[begin Raw records]

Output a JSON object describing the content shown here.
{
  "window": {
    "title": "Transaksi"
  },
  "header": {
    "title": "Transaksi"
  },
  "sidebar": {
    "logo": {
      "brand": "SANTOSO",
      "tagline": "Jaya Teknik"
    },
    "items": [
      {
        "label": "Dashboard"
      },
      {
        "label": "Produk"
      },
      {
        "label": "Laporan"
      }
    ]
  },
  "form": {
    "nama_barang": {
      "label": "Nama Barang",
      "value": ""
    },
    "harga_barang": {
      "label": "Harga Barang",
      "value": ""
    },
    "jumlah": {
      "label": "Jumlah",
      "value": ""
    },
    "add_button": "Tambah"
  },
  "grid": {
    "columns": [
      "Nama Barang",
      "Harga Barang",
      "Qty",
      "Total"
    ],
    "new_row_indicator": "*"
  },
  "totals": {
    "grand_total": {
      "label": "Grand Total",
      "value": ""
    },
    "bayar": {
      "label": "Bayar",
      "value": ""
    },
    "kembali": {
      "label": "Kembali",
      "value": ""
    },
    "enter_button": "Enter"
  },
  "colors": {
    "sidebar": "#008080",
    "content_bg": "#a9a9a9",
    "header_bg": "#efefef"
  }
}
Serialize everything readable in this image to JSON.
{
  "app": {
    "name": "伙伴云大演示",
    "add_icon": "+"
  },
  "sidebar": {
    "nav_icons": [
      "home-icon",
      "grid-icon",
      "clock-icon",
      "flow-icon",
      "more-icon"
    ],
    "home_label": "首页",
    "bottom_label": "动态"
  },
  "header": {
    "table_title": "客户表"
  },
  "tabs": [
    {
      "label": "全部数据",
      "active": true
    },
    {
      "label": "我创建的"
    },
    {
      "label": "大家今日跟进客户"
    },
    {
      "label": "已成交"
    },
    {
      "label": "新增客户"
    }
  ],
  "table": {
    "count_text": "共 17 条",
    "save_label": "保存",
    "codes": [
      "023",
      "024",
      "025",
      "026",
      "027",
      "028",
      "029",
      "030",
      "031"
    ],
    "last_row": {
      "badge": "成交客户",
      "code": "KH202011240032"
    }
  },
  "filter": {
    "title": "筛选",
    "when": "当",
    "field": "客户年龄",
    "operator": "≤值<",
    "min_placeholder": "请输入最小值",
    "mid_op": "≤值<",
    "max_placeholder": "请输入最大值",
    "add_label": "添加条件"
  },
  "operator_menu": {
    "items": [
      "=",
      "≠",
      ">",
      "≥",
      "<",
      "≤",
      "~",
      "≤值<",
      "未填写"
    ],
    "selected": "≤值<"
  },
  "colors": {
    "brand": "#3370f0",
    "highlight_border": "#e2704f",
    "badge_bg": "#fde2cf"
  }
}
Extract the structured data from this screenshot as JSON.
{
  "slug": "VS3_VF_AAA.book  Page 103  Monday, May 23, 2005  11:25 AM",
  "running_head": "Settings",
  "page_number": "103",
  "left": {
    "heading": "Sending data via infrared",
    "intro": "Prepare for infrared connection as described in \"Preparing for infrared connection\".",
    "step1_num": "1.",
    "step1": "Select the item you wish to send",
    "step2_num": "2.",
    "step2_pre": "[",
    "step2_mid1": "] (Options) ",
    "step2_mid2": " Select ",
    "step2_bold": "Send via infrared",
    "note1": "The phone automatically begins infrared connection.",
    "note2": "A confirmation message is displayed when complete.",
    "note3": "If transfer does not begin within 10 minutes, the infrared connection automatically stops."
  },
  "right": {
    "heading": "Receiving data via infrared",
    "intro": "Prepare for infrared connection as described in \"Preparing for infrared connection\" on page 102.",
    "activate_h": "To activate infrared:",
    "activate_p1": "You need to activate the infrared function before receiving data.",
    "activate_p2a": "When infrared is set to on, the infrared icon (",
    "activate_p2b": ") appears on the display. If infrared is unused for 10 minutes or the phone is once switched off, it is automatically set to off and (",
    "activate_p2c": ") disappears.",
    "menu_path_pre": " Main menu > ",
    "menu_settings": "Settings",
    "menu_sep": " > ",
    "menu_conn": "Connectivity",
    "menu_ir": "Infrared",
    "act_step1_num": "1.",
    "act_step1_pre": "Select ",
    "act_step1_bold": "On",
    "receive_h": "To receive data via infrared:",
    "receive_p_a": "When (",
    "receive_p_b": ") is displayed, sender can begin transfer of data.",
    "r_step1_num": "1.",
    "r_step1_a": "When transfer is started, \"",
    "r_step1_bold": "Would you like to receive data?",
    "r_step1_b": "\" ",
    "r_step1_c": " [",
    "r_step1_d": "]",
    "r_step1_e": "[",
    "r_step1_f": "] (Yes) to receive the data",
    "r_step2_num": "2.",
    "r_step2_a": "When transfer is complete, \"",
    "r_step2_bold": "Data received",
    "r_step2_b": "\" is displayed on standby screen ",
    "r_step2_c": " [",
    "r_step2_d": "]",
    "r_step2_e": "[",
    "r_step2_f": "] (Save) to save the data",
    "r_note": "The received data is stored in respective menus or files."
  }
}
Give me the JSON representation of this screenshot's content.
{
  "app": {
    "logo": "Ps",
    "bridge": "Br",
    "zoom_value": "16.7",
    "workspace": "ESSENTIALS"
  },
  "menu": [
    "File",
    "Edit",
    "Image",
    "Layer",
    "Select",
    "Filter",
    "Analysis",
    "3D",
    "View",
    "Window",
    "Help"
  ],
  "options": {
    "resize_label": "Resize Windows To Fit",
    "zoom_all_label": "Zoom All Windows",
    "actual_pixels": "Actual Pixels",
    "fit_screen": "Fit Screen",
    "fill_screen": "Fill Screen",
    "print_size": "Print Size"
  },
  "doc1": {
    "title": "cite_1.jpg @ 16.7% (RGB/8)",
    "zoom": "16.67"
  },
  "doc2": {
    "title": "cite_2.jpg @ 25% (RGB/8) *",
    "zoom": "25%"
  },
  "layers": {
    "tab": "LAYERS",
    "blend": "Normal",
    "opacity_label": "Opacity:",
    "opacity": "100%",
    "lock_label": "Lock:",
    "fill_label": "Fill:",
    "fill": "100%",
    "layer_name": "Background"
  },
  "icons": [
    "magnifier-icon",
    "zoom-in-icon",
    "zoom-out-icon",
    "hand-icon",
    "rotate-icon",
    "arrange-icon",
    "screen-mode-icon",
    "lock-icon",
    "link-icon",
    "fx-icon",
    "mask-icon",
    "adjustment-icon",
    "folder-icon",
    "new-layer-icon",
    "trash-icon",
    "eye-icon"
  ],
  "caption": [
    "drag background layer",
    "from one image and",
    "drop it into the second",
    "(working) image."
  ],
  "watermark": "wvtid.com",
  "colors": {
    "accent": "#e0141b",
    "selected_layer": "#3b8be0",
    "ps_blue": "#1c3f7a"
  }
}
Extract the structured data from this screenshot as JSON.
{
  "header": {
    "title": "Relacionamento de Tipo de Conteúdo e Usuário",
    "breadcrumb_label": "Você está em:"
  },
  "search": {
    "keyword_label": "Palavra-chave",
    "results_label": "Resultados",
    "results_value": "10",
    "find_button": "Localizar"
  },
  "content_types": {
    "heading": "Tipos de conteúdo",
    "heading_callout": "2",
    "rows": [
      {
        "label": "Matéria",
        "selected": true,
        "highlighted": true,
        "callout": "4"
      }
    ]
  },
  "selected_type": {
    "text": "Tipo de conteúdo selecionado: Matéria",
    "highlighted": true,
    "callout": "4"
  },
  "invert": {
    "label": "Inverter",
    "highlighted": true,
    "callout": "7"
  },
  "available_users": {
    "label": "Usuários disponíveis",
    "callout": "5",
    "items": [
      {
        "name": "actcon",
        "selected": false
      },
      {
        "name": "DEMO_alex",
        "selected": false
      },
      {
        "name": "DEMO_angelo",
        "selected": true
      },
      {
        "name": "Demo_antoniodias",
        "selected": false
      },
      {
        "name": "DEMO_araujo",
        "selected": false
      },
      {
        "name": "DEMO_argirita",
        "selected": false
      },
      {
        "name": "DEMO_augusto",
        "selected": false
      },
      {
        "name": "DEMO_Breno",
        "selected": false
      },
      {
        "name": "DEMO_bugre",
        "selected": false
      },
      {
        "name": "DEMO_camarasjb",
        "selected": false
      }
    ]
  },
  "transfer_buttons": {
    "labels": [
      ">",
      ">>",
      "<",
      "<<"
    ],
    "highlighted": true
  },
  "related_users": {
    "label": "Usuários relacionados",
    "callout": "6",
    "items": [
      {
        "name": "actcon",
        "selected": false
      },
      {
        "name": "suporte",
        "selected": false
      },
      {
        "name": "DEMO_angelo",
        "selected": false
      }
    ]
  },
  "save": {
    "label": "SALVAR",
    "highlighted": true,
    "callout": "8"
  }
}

[end Raw records]

Copy every line of the listing containing the string "true".

      "active": true
        "selected": true,
        "highlighted": true,
    "highlighted": true,
    "highlighted": true,
        "selected": true
    "highlighted": true
    "highlighted": true,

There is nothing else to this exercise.